[Records contained in a dataset]:
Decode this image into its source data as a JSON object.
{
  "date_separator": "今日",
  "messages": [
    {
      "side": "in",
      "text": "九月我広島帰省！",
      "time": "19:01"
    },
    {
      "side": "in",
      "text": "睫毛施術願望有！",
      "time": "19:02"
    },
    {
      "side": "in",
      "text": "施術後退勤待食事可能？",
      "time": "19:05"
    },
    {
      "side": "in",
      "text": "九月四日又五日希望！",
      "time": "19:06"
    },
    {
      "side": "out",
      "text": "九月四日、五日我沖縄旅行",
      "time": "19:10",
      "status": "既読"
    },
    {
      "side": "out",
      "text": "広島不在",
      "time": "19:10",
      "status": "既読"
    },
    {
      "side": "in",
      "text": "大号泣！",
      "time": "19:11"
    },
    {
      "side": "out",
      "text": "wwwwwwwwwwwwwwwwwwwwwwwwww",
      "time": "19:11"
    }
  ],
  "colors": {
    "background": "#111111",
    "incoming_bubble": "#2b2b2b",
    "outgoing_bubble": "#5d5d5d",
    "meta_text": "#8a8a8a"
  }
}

[GOAL]:
Scan the data above and copy every line with "time" in it.

[RESULT]:
      "time": "19:01"
      "time": "19:02"
      "time": "19:05"
      "time": "19:06"
      "time": "19:10",
      "time": "19:10",
      "time": "19:11"
      "time": "19:11"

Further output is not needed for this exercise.